▶ Work to do
Pull out every line with the word "this" from the entries below.

▶ Provided records

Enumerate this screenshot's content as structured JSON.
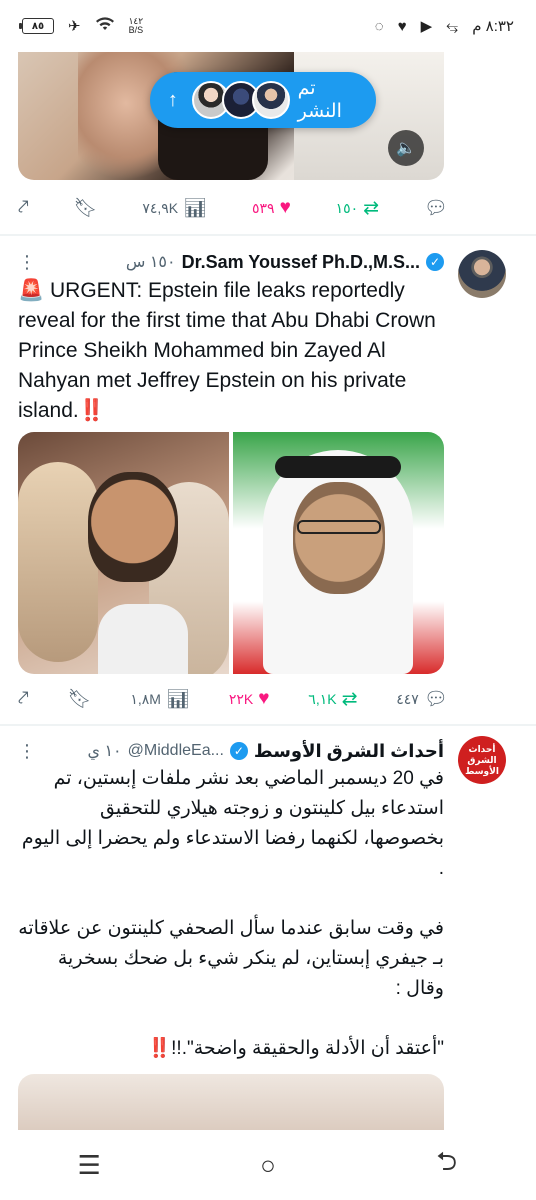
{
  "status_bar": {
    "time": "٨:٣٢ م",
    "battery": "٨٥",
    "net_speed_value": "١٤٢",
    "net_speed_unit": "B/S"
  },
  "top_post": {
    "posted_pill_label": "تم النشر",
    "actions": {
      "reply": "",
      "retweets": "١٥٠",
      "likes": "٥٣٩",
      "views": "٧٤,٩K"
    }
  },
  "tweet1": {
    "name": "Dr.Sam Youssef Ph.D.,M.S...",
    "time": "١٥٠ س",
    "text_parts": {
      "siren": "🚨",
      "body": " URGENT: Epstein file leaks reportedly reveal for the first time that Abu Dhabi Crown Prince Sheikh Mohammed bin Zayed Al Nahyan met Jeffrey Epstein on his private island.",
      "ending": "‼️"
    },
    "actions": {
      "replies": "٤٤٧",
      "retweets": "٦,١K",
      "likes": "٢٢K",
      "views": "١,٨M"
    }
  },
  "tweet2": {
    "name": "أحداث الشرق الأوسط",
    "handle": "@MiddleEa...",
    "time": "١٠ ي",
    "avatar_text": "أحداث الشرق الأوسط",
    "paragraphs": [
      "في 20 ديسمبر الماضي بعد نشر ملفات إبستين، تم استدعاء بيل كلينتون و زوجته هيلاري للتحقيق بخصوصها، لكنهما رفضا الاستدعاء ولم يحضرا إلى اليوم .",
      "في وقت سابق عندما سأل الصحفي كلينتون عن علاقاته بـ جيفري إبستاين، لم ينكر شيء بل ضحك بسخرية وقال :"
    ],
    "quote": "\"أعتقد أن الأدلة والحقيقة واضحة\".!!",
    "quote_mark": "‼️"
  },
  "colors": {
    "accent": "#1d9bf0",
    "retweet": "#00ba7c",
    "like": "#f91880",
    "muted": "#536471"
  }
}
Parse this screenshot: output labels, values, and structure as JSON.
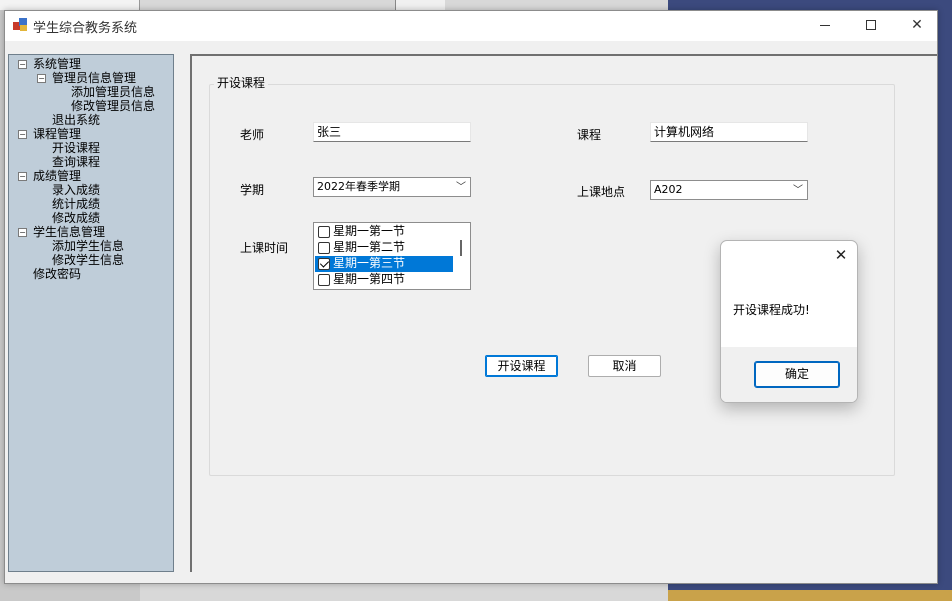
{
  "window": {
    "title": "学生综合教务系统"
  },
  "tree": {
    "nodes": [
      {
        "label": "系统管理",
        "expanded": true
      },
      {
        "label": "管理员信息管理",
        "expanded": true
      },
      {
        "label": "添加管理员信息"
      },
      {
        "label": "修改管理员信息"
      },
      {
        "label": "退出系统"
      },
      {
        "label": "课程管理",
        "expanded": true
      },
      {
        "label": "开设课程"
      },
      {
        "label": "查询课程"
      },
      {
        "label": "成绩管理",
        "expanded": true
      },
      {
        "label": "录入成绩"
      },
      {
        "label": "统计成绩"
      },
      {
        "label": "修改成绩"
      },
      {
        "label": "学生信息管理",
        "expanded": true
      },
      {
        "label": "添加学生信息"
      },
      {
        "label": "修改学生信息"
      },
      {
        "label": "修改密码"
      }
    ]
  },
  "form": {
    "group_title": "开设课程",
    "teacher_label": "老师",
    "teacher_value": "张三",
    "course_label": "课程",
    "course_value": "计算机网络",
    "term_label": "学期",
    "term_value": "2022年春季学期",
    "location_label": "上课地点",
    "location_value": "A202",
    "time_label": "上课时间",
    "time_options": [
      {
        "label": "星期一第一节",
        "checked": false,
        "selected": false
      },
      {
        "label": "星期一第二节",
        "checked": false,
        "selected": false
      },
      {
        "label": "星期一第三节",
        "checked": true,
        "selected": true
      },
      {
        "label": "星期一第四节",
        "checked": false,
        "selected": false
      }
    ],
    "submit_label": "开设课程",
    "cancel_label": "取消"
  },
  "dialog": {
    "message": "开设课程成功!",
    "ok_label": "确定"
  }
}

▶ Completed task
Enumerate this screenshot's content as structured JSON.
Parse this screenshot: output labels, values, and structure as JSON.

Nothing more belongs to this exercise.